Objective: Print the entries below word for word; the pictures stay out of your copy.

• • • •

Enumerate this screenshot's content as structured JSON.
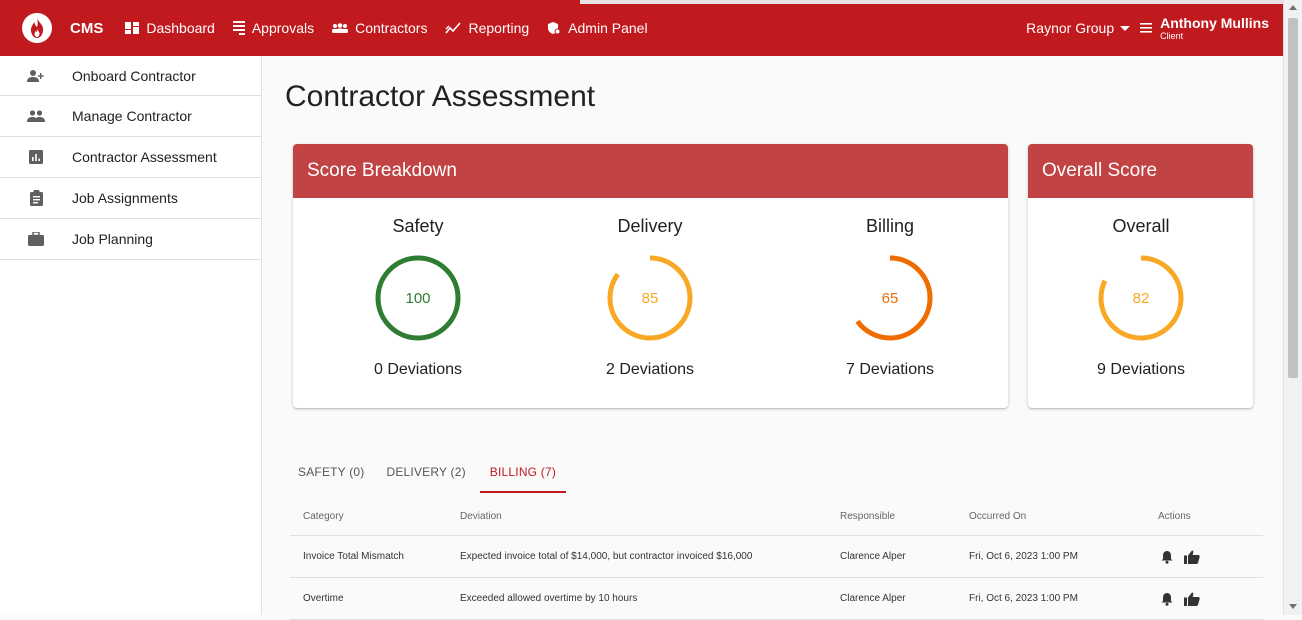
{
  "colors": {
    "brand": "#c0191e",
    "card_header": "#c24344",
    "safety": "#2e7d32",
    "delivery": "#f9a825",
    "billing": "#ef6c00",
    "overall": "#f9a825"
  },
  "app": {
    "name": "CMS",
    "logo_icon": "flame-icon"
  },
  "nav": [
    {
      "label": "Dashboard",
      "icon": "dashboard-icon"
    },
    {
      "label": "Approvals",
      "icon": "approvals-icon"
    },
    {
      "label": "Contractors",
      "icon": "contractors-icon"
    },
    {
      "label": "Reporting",
      "icon": "reporting-icon"
    },
    {
      "label": "Admin Panel",
      "icon": "admin-icon"
    }
  ],
  "org": {
    "name": "Raynor Group"
  },
  "user": {
    "name": "Anthony Mullins",
    "role": "Client"
  },
  "sidebar": {
    "items": [
      {
        "label": "Onboard Contractor",
        "icon": "person-add-icon"
      },
      {
        "label": "Manage Contractor",
        "icon": "people-icon"
      },
      {
        "label": "Contractor Assessment",
        "icon": "bar-chart-icon"
      },
      {
        "label": "Job Assignments",
        "icon": "clipboard-icon"
      },
      {
        "label": "Job Planning",
        "icon": "briefcase-icon"
      }
    ]
  },
  "page": {
    "title": "Contractor Assessment"
  },
  "score_breakdown": {
    "title": "Score Breakdown",
    "metrics": [
      {
        "name": "Safety",
        "score": "100",
        "fraction": 1.0,
        "deviations": "0 Deviations"
      },
      {
        "name": "Delivery",
        "score": "85",
        "fraction": 0.85,
        "deviations": "2 Deviations"
      },
      {
        "name": "Billing",
        "score": "65",
        "fraction": 0.65,
        "deviations": "7 Deviations"
      }
    ]
  },
  "overall": {
    "title": "Overall Score",
    "name": "Overall",
    "score": "82",
    "fraction": 0.82,
    "deviations": "9 Deviations"
  },
  "tabs": [
    {
      "label": "SAFETY (0)",
      "active": false
    },
    {
      "label": "DELIVERY (2)",
      "active": false
    },
    {
      "label": "BILLING (7)",
      "active": true
    }
  ],
  "table": {
    "headers": [
      "Category",
      "Deviation",
      "Responsible",
      "Occurred On",
      "Actions"
    ],
    "rows": [
      {
        "category": "Invoice Total Mismatch",
        "deviation": "Expected invoice total of $14,000, but contractor invoiced $16,000",
        "responsible": "Clarence Alper",
        "occurred": "Fri, Oct 6, 2023 1:00 PM"
      },
      {
        "category": "Overtime",
        "deviation": "Exceeded allowed overtime by 10 hours",
        "responsible": "Clarence Alper",
        "occurred": "Fri, Oct 6, 2023 1:00 PM"
      }
    ],
    "action_icons": [
      "bell-icon",
      "thumbs-up-icon"
    ]
  }
}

• • • •

Answer to the exercise:
Enumerate this screenshot's content as structured JSON.
{
  "colors": {
    "brand": "#c0191e",
    "card_header": "#c24344",
    "safety": "#2e7d32",
    "delivery": "#f9a825",
    "billing": "#ef6c00",
    "overall": "#f9a825"
  },
  "app": {
    "name": "CMS",
    "logo_icon": "flame-icon"
  },
  "nav": [
    {
      "label": "Dashboard",
      "icon": "dashboard-icon"
    },
    {
      "label": "Approvals",
      "icon": "approvals-icon"
    },
    {
      "label": "Contractors",
      "icon": "contractors-icon"
    },
    {
      "label": "Reporting",
      "icon": "reporting-icon"
    },
    {
      "label": "Admin Panel",
      "icon": "admin-icon"
    }
  ],
  "org": {
    "name": "Raynor Group"
  },
  "user": {
    "name": "Anthony Mullins",
    "role": "Client"
  },
  "sidebar": {
    "items": [
      {
        "label": "Onboard Contractor",
        "icon": "person-add-icon"
      },
      {
        "label": "Manage Contractor",
        "icon": "people-icon"
      },
      {
        "label": "Contractor Assessment",
        "icon": "bar-chart-icon"
      },
      {
        "label": "Job Assignments",
        "icon": "clipboard-icon"
      },
      {
        "label": "Job Planning",
        "icon": "briefcase-icon"
      }
    ]
  },
  "page": {
    "title": "Contractor Assessment"
  },
  "score_breakdown": {
    "title": "Score Breakdown",
    "metrics": [
      {
        "name": "Safety",
        "score": "100",
        "fraction": 1.0,
        "deviations": "0 Deviations"
      },
      {
        "name": "Delivery",
        "score": "85",
        "fraction": 0.85,
        "deviations": "2 Deviations"
      },
      {
        "name": "Billing",
        "score": "65",
        "fraction": 0.65,
        "deviations": "7 Deviations"
      }
    ]
  },
  "overall": {
    "title": "Overall Score",
    "name": "Overall",
    "score": "82",
    "fraction": 0.82,
    "deviations": "9 Deviations"
  },
  "tabs": [
    {
      "label": "SAFETY (0)",
      "active": false
    },
    {
      "label": "DELIVERY (2)",
      "active": false
    },
    {
      "label": "BILLING (7)",
      "active": true
    }
  ],
  "table": {
    "headers": [
      "Category",
      "Deviation",
      "Responsible",
      "Occurred On",
      "Actions"
    ],
    "rows": [
      {
        "category": "Invoice Total Mismatch",
        "deviation": "Expected invoice total of $14,000, but contractor invoiced $16,000",
        "responsible": "Clarence Alper",
        "occurred": "Fri, Oct 6, 2023 1:00 PM"
      },
      {
        "category": "Overtime",
        "deviation": "Exceeded allowed overtime by 10 hours",
        "responsible": "Clarence Alper",
        "occurred": "Fri, Oct 6, 2023 1:00 PM"
      }
    ],
    "action_icons": [
      "bell-icon",
      "thumbs-up-icon"
    ]
  }
}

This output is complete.